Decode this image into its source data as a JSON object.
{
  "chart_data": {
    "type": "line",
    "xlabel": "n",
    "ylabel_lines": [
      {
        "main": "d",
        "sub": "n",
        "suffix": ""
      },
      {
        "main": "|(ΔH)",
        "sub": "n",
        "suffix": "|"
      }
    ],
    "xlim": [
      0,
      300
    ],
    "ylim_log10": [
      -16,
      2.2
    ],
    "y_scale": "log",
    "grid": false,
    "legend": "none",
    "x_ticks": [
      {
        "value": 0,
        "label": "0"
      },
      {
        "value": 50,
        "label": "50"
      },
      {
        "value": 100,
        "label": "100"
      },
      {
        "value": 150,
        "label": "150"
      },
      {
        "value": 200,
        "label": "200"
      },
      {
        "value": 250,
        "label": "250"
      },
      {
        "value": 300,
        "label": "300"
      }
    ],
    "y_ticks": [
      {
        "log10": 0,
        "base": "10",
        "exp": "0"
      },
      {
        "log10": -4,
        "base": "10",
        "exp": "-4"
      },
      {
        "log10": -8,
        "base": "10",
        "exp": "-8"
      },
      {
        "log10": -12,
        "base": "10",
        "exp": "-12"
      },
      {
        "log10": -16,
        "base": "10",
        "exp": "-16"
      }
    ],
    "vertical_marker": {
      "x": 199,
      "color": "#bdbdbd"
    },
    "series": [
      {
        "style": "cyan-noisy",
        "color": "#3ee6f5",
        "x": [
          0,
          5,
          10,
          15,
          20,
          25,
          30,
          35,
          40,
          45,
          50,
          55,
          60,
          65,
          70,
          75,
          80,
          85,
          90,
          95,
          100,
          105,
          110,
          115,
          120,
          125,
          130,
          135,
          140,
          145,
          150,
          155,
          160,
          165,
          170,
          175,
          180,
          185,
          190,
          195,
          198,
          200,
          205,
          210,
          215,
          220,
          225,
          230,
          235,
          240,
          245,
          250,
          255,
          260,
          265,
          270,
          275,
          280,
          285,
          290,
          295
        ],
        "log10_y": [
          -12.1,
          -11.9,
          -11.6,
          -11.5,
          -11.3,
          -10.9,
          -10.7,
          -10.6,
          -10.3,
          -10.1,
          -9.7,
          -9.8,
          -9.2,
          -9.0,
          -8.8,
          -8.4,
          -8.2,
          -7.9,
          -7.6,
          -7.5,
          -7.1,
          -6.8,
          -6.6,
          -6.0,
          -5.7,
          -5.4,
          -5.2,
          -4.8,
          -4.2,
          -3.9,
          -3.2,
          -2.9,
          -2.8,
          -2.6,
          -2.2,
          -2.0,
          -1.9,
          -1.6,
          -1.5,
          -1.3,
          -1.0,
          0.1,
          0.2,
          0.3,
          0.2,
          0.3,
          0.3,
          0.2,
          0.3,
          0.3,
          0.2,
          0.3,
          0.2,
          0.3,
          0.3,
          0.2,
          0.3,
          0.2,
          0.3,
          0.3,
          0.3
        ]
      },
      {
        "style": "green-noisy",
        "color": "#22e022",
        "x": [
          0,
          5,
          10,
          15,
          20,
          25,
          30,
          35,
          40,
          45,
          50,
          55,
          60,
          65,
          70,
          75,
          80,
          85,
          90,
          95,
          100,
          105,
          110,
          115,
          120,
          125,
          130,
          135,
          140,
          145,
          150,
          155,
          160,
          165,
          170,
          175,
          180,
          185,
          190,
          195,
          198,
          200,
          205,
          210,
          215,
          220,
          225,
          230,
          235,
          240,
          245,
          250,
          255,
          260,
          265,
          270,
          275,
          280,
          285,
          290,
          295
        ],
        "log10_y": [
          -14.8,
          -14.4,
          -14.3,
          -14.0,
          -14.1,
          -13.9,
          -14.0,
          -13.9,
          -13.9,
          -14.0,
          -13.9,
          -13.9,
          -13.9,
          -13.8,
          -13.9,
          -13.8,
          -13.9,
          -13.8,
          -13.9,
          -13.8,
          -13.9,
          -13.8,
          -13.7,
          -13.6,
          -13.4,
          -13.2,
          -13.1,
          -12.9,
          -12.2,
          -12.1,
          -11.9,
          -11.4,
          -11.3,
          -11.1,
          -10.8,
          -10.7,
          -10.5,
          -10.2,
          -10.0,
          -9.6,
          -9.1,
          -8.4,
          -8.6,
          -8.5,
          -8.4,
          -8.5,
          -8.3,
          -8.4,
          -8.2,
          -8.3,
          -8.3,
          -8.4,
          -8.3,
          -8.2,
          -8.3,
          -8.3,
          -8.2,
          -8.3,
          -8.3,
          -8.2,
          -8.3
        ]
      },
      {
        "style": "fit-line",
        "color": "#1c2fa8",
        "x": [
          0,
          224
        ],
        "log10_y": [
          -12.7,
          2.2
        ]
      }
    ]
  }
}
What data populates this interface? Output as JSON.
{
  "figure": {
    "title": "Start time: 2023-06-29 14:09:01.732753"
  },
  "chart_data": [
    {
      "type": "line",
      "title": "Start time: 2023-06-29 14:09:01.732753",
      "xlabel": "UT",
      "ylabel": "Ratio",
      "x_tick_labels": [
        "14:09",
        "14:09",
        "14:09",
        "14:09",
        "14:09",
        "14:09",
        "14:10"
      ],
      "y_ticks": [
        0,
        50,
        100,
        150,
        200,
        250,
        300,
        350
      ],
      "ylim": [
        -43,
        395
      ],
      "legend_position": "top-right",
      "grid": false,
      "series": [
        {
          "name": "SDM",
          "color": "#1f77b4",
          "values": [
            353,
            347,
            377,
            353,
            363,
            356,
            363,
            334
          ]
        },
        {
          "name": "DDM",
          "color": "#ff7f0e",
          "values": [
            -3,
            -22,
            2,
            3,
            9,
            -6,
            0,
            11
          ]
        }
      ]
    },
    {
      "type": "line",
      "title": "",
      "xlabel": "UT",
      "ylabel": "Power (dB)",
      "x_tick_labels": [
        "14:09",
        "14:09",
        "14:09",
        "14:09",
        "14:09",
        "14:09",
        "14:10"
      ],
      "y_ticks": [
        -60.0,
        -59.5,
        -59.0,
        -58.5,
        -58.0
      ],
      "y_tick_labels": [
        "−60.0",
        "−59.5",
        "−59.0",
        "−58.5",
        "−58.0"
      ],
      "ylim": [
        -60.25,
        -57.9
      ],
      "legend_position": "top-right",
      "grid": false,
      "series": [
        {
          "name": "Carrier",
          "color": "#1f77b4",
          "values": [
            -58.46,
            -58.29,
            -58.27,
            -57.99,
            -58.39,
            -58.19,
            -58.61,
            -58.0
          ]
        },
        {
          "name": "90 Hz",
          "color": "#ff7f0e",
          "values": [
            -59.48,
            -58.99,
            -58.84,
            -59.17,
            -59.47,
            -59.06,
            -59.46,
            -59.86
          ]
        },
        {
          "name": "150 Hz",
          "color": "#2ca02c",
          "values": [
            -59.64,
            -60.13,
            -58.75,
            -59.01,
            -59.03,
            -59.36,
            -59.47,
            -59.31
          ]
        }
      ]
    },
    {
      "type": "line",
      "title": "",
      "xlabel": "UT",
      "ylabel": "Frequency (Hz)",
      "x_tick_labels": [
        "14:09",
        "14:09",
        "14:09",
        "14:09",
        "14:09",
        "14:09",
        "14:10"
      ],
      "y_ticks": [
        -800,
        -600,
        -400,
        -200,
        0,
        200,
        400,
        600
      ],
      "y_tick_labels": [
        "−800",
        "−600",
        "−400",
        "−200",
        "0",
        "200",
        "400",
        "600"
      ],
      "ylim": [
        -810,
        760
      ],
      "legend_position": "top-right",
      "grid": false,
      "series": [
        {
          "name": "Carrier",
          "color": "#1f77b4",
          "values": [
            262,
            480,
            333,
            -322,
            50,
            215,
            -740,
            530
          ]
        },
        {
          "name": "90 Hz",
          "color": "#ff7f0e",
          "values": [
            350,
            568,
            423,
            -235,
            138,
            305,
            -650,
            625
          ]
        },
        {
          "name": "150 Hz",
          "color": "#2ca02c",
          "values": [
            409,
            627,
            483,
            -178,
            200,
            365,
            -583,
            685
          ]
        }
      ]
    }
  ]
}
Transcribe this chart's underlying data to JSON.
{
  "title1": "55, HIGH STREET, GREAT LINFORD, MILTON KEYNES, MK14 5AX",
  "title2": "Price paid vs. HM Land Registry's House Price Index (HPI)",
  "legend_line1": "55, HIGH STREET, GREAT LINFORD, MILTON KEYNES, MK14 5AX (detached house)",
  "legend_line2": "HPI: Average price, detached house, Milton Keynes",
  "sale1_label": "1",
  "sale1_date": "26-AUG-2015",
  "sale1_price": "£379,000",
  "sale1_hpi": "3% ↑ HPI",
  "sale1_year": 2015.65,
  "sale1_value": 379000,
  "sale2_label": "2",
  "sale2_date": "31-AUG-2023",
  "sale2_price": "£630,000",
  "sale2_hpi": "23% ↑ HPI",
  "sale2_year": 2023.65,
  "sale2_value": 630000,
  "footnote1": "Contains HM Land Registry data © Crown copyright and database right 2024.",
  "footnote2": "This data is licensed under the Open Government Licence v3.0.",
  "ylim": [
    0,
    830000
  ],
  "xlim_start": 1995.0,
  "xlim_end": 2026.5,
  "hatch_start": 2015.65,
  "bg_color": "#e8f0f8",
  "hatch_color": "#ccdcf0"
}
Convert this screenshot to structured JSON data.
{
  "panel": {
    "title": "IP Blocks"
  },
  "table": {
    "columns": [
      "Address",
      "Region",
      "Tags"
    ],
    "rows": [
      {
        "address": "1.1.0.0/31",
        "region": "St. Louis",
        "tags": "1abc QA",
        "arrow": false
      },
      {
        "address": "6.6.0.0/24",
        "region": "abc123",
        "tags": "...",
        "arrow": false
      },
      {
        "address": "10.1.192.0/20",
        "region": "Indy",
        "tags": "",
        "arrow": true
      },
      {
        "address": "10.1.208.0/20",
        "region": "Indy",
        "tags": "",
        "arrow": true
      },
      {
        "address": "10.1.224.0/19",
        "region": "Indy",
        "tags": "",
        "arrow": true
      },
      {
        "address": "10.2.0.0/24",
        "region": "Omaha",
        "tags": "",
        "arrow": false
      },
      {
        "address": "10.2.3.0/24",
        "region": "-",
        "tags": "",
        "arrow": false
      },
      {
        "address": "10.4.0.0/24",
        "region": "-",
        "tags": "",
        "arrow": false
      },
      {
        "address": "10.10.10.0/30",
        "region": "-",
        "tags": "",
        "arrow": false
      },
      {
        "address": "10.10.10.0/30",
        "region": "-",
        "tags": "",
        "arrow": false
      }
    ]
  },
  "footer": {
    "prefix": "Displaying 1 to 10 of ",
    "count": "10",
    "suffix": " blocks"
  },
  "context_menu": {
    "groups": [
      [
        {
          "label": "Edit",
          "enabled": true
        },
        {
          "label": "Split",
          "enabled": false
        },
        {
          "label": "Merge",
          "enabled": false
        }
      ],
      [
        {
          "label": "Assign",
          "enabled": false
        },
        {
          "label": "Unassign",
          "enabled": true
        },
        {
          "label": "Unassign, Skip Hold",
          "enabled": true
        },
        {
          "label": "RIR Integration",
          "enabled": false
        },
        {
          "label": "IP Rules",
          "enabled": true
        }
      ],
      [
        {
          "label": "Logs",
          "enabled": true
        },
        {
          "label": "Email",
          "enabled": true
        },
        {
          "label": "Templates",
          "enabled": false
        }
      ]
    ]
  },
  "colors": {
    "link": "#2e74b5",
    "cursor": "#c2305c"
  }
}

★ ★ ★ ★

Requirements:
Show each line of the listing that holds the string "detached".

Right answer:
  "legend_line1": "55, HIGH STREET, GREAT LINFORD, MILTON KEYNES, MK14 5AX (detached house)",
  "legend_line2": "HPI: Average price, detached house, Milton Keynes",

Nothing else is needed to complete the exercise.